§ Task to carry out
Leaving the pictures aside, transcribe every line below exactly.

§ Extracted information
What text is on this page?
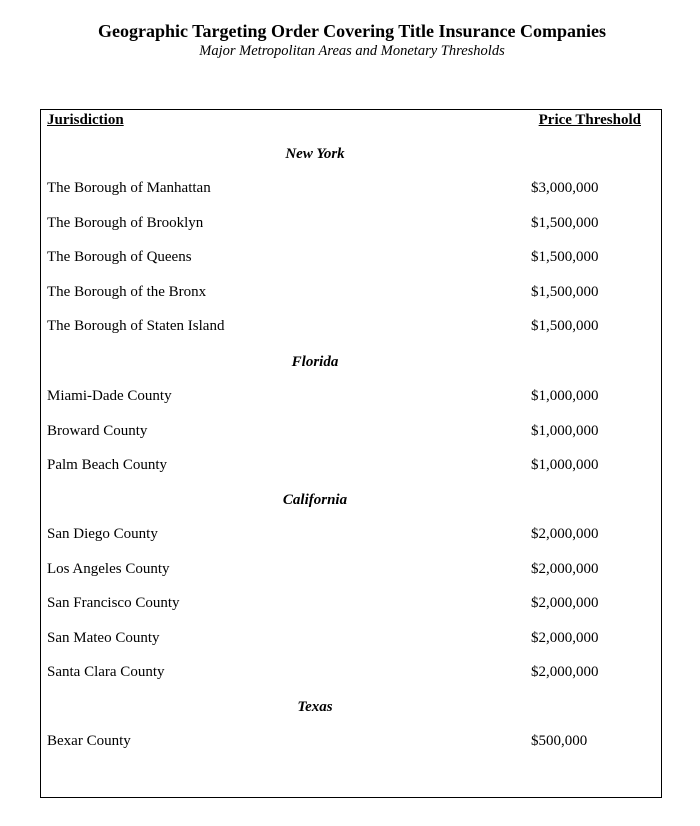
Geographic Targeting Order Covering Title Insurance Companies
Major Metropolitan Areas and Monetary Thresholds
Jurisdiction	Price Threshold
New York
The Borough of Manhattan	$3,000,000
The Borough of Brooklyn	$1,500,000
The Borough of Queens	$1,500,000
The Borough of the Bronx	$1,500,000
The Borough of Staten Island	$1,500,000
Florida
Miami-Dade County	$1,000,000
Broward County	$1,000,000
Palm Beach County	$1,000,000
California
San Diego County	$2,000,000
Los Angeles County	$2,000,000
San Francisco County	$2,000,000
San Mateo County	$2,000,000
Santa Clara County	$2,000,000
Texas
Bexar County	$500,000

§ Solution
What text is on this page?
Geographic Targeting Order Covering Title Insurance Companies
Major Metropolitan Areas and Monetary Thresholds
Jurisdiction	Price Threshold
New York
The Borough of Manhattan	$3,000,000
The Borough of Brooklyn	$1,500,000
The Borough of Queens	$1,500,000
The Borough of the Bronx	$1,500,000
The Borough of Staten Island	$1,500,000
Florida
Miami-Dade County	$1,000,000
Broward County	$1,000,000
Palm Beach County	$1,000,000
California
San Diego County	$2,000,000
Los Angeles County	$2,000,000
San Francisco County	$2,000,000
San Mateo County	$2,000,000
Santa Clara County	$2,000,000
Texas
Bexar County	$500,000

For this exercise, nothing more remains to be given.